In an email exchange that occurred before the ruling, San Francisco–based attorney Lee Stimmel told TRD he thinks dual-agency brokering is “an inherently impossible situation.” He said disclosure requirements aren’t enough, because they often amount to just one of many arcane documents signed in a real estate transaction. He said they should be done away with altogether.

Stimmel likened the brokers to attorneys: How can one law firm represent both sides and be expected to uphold its fiduciary responsibility to both clients?

In the case of real estate brokers, the issue is further complicated by commissions and the potential for a seller to suppress pertinent information for the sake earning a greater profit, he said.

“Realistically, expert honest advice is precisely what the average person seeks in a real estate broker,” Stimmel said. “The broker does not own the house usually, so why is he/she even part of the deal? For the expertise and honest advice you seek.”

The Case

The case, which Cohen said must now return to a trial court to determine whether the fiduciary responsibility Horiike is owed was in fact breached, dates back to 2006, when Coldwell Banker’s Cortazzo listed the Malibu home for sale.

According to court documents, public records list the property at 11,050 square feet with 9,434 square feet of living area. But Cortazzo prepared a flier stating the home offers “approximately 15,000 square feet of living areas,” a figure that reflects a total cited by the building’s architect and accounts for the city of Malibu’s inclusion of some outdoor living areas in determining square footage.
+ + + + + + +
Copy the dual-agency article from "According to court" up to and including "determining square footage.", switching "flier" to "brochure".
+ + + + + + +
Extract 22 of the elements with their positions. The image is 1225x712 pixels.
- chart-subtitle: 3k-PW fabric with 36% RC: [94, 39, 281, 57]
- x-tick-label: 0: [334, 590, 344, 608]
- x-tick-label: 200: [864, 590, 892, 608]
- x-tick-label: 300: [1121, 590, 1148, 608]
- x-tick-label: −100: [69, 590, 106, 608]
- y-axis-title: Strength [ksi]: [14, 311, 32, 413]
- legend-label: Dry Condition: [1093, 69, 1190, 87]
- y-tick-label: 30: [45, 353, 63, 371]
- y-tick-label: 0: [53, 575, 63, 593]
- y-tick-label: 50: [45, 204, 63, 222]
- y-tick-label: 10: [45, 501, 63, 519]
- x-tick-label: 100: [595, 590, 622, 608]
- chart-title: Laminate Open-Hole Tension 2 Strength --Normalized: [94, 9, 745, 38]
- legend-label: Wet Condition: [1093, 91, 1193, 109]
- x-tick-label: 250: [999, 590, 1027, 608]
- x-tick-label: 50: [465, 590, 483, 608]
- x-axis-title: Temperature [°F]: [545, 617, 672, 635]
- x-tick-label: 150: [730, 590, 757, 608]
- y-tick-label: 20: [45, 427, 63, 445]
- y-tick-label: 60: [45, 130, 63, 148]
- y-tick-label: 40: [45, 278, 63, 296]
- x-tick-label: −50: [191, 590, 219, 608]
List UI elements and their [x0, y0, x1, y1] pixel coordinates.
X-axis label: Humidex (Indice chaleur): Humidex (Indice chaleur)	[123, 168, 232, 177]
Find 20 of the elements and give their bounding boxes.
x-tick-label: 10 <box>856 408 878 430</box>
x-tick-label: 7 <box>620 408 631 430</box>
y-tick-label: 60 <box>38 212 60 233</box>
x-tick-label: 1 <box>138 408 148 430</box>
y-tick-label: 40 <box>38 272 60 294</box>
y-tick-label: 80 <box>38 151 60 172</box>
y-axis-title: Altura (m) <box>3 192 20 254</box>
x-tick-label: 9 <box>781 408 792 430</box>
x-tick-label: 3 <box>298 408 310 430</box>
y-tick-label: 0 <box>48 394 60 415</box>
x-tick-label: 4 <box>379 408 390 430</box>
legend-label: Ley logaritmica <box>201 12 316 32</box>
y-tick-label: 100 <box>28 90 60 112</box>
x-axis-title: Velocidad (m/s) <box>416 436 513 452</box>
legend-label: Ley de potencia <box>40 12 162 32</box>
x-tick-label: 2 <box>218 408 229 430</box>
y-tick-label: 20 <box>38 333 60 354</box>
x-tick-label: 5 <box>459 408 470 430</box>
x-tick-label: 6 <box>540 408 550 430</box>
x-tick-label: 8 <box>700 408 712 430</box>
+ + + + + + +
▶ **Task answer**:
According to court documents, public records list the property at 11,050 square feet with 9,434 square feet of living area. But Cortazzo prepared a brochure stating the home offers “approximately 15,000 square feet of living areas,” a figure that reflects a total cited by the building’s architect and accounts for the city of Malibu’s inclusion of some outdoor living areas in determining square footage.